■ **Stated goal**
Restate the listing that follows word for word, without its pictures.

Data entries
__________
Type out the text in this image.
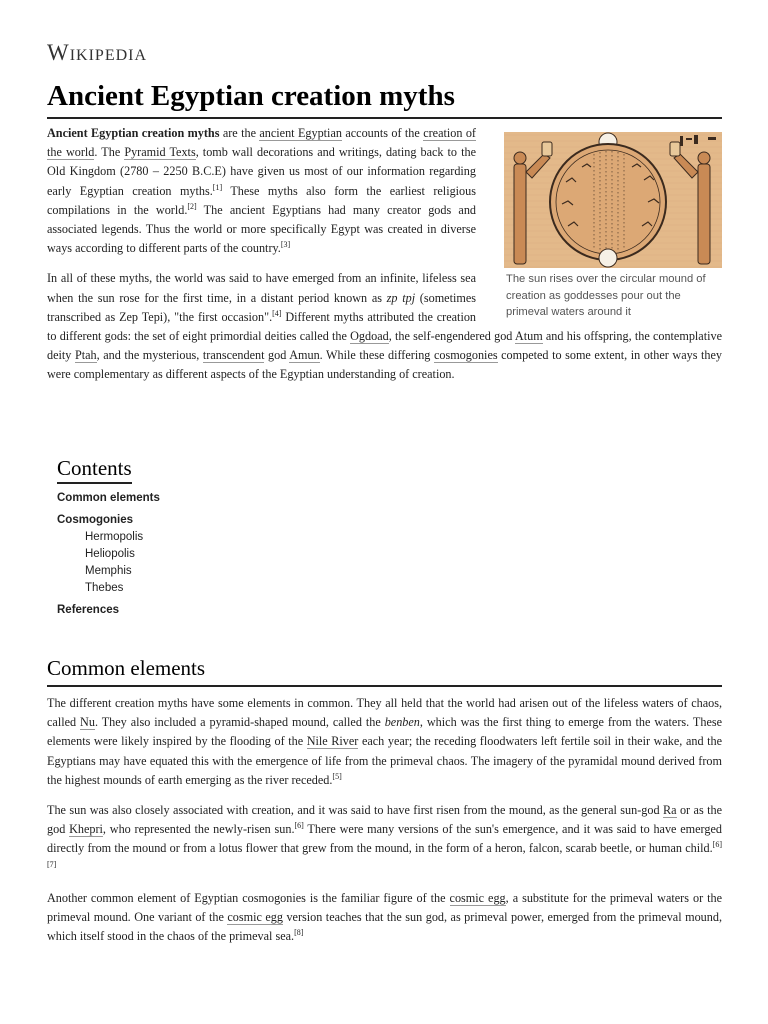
Wikipedia
Ancient Egyptian creation myths
The sun rises over the circular mound of creation as goddesses pour out the primeval waters around it

Ancient Egyptian creation myths are the ancient Egyptian accounts of the creation of the world. The Pyramid Texts, tomb wall decorations and writings, dating back to the Old Kingdom (2780 – 2250 B.C.E) have given us most of our information regarding early Egyptian creation myths.[1] These myths also form the earliest religious compilations in the world.[2] The ancient Egyptians had many creator gods and associated legends. Thus the world or more specifically Egypt was created in diverse ways according to different parts of the country.[3]

In all of these myths, the world was said to have emerged from an infinite, lifeless sea when the sun rose for the first time, in a distant period known as zp tpj (sometimes transcribed as Zep Tepi), "the first occasion".[4] Different myths attributed the creation to different gods: the set of eight primordial deities called the Ogdoad, the self-engendered god Atum and his offspring, the contemplative deity Ptah, and the mysterious, transcendent god Amun. While these differing cosmogonies competed to some extent, in other ways they were complementary as different aspects of the Egyptian understanding of creation.

Contents
Common elements
Cosmogonies
Hermopolis
Heliopolis
Memphis
Thebes
References
Common elements

The different creation myths have some elements in common. They all held that the world had arisen out of the lifeless waters of chaos, called Nu. They also included a pyramid-shaped mound, called the benben, which was the first thing to emerge from the waters. These elements were likely inspired by the flooding of the Nile River each year; the receding floodwaters left fertile soil in their wake, and the Egyptians may have equated this with the emergence of life from the primeval chaos. The imagery of the pyramidal mound derived from the highest mounds of earth emerging as the river receded.[5]

The sun was also closely associated with creation, and it was said to have first risen from the mound, as the general sun-god Ra or as the god Khepri, who represented the newly-risen sun.[6] There were many versions of the sun's emergence, and it was said to have emerged directly from the mound or from a lotus flower that grew from the mound, in the form of a heron, falcon, scarab beetle, or human child.[6][7]

Another common element of Egyptian cosmogonies is the familiar figure of the cosmic egg, a substitute for the primeval waters or the primeval mound. One variant of the cosmic egg version teaches that the sun god, as primeval power, emerged from the primeval mound, which itself stood in the chaos of the primeval sea.[8]
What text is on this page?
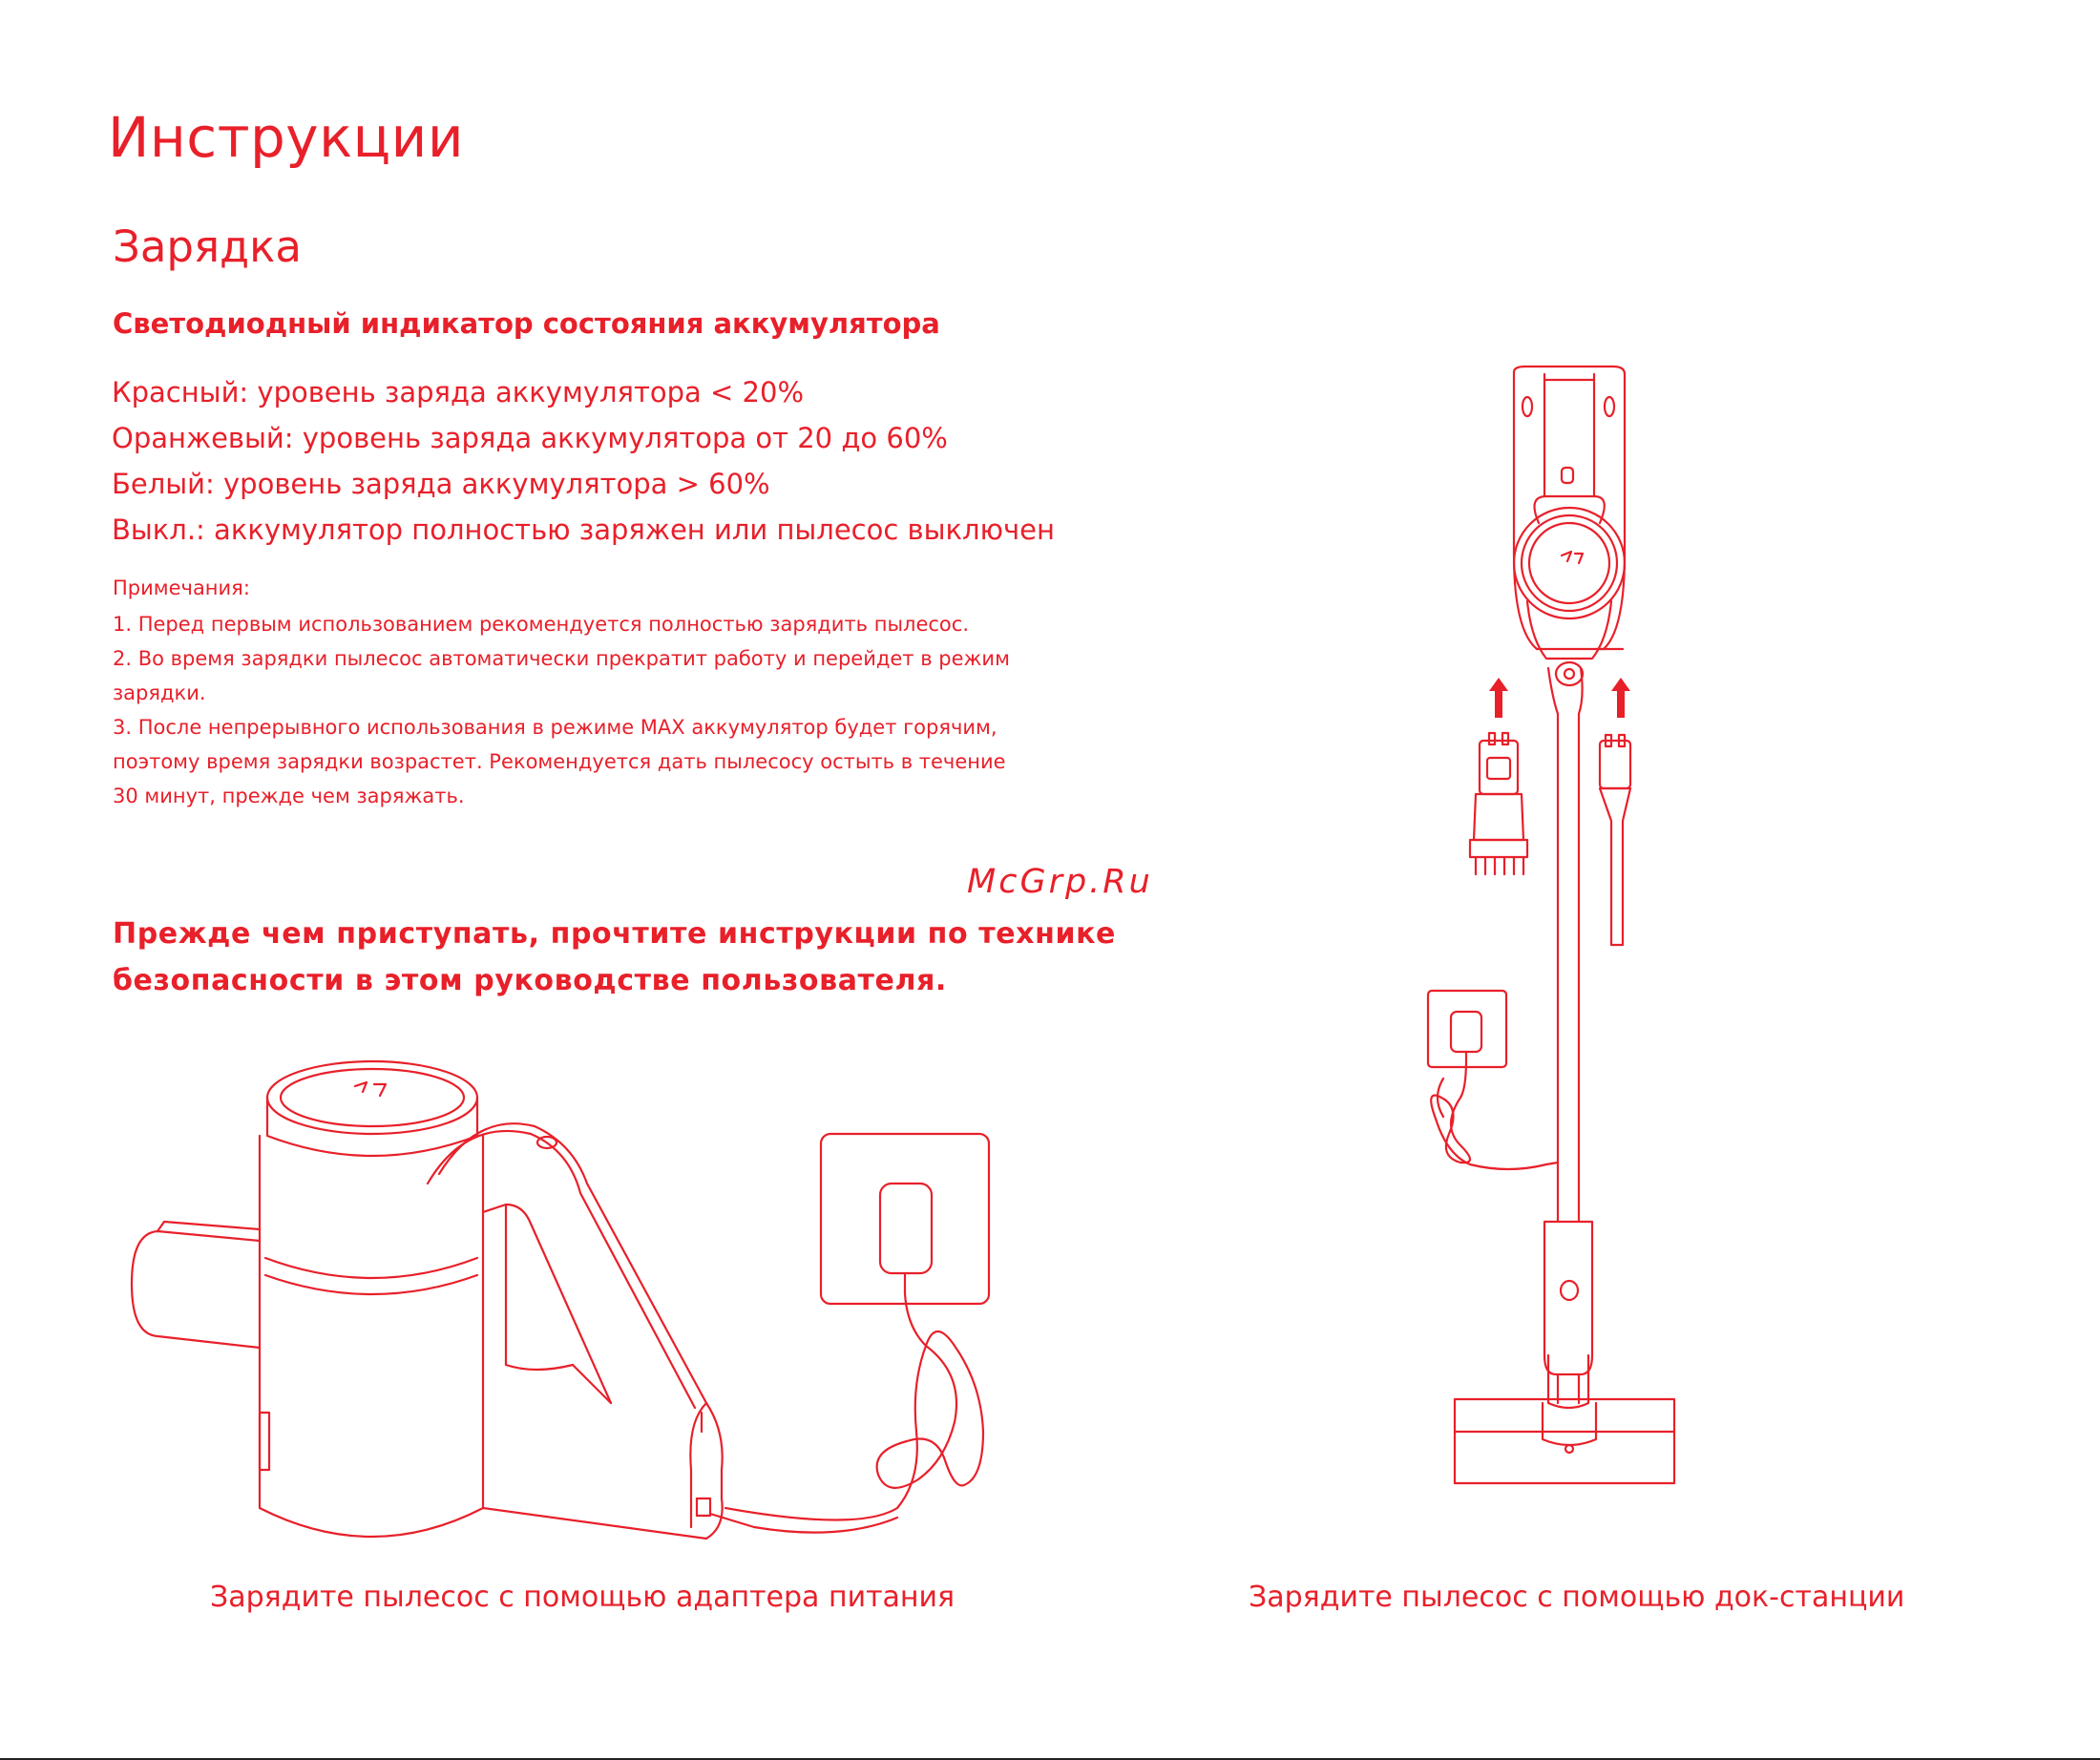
Инструкции
Зарядка
Светодиодный индикатор состояния аккумулятора
Красный: уровень заряда аккумулятора < 20%
Оранжевый: уровень заряда аккумулятора от 20 до 60%
Белый: уровень заряда аккумулятора > 60%
Выкл.: аккумулятор полностью заряжен или пылесос выключен
Примечания:
1. Перед первым использованием рекомендуется полностью зарядить пылесос.
2. Во время зарядки пылесос автоматически прекратит работу и перейдет в режим
зарядки.
3. После непрерывного использования в режиме MAX аккумулятор будет горячим,
поэтому время зарядки возрастет. Рекомендуется дать пылесосу остыть в течение
30 минут, прежде чем заряжать.
McGrp.Ru
Прежде чем приступать, прочтите инструкции по технике
безопасности в этом руководстве пользователя.
Зарядите пылесос с помощью адаптера питания	Зарядите пылесос с помощью док-станции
__________
■ **Answer in full**
Type out the text in this image.
Wikipedia
Ancient Egyptian creation myths
The sun rises over the circular mound of creation as goddesses pour out the primeval waters around it

Ancient Egyptian creation myths are the ancient Egyptian accounts of the creation of the world. The Pyramid Texts, tomb wall decorations and writings, dating back to the Old Kingdom (2780 – 2250 B.C.E) have given us most of our information regarding early Egyptian creation myths.[1] These myths also form the earliest religious compilations in the world.[2] The ancient Egyptians had many creator gods and associated legends. Thus the world or more specifically Egypt was created in diverse ways according to different parts of the country.[3]

In all of these myths, the world was said to have emerged from an infinite, lifeless sea when the sun rose for the first time, in a distant period known as zp tpj (sometimes transcribed as Zep Tepi), "the first occasion".[4] Different myths attributed the creation to different gods: the set of eight primordial deities called the Ogdoad, the self-engendered god Atum and his offspring, the contemplative deity Ptah, and the mysterious, transcendent god Amun. While these differing cosmogonies competed to some extent, in other ways they were complementary as different aspects of the Egyptian understanding of creation.

Contents
Common elements
Cosmogonies
Hermopolis
Heliopolis
Memphis
Thebes
References
Common elements

The different creation myths have some elements in common. They all held that the world had arisen out of the lifeless waters of chaos, called Nu. They also included a pyramid-shaped mound, called the benben, which was the first thing to emerge from the waters. These elements were likely inspired by the flooding of the Nile River each year; the receding floodwaters left fertile soil in their wake, and the Egyptians may have equated this with the emergence of life from the primeval chaos. The imagery of the pyramidal mound derived from the highest mounds of earth emerging as the river receded.[5]

The sun was also closely associated with creation, and it was said to have first risen from the mound, as the general sun-god Ra or as the god Khepri, who represented the newly-risen sun.[6] There were many versions of the sun's emergence, and it was said to have emerged directly from the mound or from a lotus flower that grew from the mound, in the form of a heron, falcon, scarab beetle, or human child.[6][7]

Another common element of Egyptian cosmogonies is the familiar figure of the cosmic egg, a substitute for the primeval waters or the primeval mound. One variant of the cosmic egg version teaches that the sun god, as primeval power, emerged from the primeval mound, which itself stood in the chaos of the primeval sea.[8]
What text is on this page?
Инструкции
Зарядка
Светодиодный индикатор состояния аккумулятора
Красный: уровень заряда аккумулятора < 20%
Оранжевый: уровень заряда аккумулятора от 20 до 60%
Белый: уровень заряда аккумулятора > 60%
Выкл.: аккумулятор полностью заряжен или пылесос выключен
Примечания:
1. Перед первым использованием рекомендуется полностью зарядить пылесос.
2. Во время зарядки пылесос автоматически прекратит работу и перейдет в режим
зарядки.
3. После непрерывного использования в режиме MAX аккумулятор будет горячим,
поэтому время зарядки возрастет. Рекомендуется дать пылесосу остыть в течение
30 минут, прежде чем заряжать.
McGrp.Ru
Прежде чем приступать, прочтите инструкции по технике
безопасности в этом руководстве пользователя.
Зарядите пылесос с помощью адаптера питания	Зарядите пылесос с помощью док-станции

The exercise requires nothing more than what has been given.